▸ **Provided records**:
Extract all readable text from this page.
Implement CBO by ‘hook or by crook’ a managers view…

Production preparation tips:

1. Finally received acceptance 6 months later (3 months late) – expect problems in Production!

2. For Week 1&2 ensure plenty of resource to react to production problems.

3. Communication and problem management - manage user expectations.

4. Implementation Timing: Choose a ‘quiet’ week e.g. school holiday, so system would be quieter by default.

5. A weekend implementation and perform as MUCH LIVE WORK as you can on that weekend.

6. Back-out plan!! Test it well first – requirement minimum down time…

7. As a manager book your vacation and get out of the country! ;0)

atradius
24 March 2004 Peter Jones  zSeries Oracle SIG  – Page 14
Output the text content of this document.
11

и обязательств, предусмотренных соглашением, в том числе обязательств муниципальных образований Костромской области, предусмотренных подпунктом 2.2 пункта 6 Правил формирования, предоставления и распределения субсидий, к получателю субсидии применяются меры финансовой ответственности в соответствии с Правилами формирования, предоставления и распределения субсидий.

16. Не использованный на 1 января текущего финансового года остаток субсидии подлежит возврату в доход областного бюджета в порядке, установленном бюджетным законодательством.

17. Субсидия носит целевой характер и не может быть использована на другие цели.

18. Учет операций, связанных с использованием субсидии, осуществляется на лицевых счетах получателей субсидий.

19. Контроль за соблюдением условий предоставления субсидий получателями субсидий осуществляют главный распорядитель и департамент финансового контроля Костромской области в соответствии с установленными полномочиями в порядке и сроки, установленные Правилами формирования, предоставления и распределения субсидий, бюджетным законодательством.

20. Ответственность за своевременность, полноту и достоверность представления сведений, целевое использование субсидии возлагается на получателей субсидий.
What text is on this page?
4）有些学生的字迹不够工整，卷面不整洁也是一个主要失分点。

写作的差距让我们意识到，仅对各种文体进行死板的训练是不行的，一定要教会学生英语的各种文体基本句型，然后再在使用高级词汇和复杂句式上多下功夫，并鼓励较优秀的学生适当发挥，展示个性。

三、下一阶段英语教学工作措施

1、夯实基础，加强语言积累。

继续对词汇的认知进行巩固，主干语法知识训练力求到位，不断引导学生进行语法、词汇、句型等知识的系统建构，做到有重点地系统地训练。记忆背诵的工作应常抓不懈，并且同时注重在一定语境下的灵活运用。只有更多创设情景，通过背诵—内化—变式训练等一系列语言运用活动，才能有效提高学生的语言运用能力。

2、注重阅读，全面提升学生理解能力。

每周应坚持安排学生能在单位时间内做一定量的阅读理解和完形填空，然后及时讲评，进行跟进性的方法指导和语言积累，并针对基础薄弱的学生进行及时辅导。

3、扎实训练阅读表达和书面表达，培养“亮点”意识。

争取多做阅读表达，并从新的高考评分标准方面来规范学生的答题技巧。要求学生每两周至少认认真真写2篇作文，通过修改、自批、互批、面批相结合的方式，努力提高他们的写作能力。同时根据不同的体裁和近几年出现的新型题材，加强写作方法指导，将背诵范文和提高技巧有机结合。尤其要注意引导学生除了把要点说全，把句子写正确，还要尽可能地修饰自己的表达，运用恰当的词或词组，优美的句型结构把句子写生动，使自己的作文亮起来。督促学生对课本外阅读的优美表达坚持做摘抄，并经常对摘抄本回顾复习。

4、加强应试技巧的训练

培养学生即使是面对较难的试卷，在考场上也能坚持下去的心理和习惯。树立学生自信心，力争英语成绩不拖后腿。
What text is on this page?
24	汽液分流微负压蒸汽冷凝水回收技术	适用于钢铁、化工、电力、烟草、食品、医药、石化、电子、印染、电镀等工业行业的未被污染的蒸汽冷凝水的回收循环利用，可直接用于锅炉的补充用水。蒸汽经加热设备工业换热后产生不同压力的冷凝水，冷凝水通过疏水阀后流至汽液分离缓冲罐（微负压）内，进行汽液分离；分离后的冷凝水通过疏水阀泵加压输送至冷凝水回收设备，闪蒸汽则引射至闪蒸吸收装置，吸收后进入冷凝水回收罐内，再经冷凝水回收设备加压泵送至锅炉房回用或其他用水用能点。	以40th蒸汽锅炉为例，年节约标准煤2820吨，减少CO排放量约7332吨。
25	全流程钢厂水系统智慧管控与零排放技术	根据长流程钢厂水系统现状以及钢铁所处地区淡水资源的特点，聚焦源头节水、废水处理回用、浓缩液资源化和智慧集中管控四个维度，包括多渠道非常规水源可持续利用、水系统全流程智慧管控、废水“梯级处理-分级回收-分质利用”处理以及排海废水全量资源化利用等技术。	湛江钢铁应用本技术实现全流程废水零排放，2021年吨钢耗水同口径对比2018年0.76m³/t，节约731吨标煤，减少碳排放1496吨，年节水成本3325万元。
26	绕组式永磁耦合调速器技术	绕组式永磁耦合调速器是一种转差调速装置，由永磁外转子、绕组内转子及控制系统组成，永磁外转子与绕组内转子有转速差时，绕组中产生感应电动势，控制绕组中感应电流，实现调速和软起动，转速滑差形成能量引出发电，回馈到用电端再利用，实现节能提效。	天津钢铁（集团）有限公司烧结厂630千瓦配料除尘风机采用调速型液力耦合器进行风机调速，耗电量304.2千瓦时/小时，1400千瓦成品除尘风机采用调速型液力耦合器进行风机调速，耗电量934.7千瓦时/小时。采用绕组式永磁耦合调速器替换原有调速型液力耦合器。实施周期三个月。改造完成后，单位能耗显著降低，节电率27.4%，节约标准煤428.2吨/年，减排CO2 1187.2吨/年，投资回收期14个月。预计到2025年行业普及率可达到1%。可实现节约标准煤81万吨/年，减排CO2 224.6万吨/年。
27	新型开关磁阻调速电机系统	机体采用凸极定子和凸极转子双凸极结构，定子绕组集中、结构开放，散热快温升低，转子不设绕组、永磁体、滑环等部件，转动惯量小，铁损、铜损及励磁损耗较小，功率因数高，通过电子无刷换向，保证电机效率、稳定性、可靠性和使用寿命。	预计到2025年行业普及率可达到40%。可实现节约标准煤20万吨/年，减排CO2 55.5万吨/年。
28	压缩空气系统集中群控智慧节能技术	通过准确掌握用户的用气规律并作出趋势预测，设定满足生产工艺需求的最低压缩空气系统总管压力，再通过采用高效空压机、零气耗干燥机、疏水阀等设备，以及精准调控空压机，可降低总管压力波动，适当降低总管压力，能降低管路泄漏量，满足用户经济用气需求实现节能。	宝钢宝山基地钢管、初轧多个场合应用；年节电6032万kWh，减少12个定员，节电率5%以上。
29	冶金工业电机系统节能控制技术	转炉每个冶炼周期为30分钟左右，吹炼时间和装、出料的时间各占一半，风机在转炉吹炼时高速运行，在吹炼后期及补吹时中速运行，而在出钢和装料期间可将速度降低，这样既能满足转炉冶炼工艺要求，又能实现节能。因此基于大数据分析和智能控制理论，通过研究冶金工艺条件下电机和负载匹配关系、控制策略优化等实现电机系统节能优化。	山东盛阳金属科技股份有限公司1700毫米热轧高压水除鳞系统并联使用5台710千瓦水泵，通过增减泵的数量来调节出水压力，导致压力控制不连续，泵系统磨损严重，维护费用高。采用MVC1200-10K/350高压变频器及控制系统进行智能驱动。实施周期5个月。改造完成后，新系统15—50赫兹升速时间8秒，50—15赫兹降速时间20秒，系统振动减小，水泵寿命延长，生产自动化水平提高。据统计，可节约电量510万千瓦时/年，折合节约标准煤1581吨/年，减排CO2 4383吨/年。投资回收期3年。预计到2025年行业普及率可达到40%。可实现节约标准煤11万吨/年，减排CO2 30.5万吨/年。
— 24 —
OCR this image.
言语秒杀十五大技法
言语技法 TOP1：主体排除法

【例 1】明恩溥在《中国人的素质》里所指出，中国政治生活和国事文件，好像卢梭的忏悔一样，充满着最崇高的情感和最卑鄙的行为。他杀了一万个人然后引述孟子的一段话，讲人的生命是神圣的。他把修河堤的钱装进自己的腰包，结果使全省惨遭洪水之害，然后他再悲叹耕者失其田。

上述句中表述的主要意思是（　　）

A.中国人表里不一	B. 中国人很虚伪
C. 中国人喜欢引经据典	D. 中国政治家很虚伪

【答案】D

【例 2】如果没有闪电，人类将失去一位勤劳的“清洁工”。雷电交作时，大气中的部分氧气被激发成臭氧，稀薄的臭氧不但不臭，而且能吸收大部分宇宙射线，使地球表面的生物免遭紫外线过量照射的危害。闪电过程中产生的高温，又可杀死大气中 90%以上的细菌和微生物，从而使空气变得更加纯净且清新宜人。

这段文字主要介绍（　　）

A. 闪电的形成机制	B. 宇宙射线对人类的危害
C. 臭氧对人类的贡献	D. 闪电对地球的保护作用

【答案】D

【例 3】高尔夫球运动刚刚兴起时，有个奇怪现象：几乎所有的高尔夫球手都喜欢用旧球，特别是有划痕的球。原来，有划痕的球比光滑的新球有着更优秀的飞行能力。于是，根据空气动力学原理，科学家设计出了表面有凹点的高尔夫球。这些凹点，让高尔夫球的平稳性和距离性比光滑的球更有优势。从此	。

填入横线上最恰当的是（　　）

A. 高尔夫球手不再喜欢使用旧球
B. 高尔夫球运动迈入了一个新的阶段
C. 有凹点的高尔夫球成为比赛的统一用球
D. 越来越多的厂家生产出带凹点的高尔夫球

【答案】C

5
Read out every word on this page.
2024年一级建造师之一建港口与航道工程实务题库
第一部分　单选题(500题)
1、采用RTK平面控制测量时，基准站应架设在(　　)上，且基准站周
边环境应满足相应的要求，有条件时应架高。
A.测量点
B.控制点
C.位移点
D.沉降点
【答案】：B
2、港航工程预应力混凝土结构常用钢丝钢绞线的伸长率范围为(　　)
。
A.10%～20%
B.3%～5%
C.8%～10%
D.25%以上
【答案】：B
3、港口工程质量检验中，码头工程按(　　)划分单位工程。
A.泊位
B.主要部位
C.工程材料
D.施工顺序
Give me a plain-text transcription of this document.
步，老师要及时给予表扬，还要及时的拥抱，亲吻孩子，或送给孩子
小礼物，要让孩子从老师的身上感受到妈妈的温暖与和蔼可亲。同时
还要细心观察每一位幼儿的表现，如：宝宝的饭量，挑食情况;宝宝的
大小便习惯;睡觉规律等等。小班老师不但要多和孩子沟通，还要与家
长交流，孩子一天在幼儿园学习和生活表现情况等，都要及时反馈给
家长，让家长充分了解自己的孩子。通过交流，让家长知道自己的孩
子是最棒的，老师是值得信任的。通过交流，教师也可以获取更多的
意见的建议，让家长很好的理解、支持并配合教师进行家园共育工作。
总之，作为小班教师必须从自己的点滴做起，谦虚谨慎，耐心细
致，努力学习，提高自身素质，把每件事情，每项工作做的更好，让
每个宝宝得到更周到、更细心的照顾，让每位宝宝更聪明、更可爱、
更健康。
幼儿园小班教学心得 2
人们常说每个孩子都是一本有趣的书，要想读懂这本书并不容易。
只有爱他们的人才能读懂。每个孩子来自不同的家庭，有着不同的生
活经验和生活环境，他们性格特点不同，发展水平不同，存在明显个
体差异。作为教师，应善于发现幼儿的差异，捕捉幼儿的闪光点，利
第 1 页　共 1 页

▸ **Exercise instructions**: Show every line that contains the word "законодательством".

▸ **Output**:
16. Не использованный на 1 января текущего финансового года остаток субсидии подлежит возврату в доход областного бюджета в порядке, установленном бюджетным законодательством.
19. Контроль за соблюдением условий предоставления субсидий получателями субсидий осуществляют главный распорядитель и департамент финансового контроля Костромской области в соответствии с установленными полномочиями в порядке и сроки, установленные Правилами формирования, предоставления и распределения субсидий, бюджетным законодательством.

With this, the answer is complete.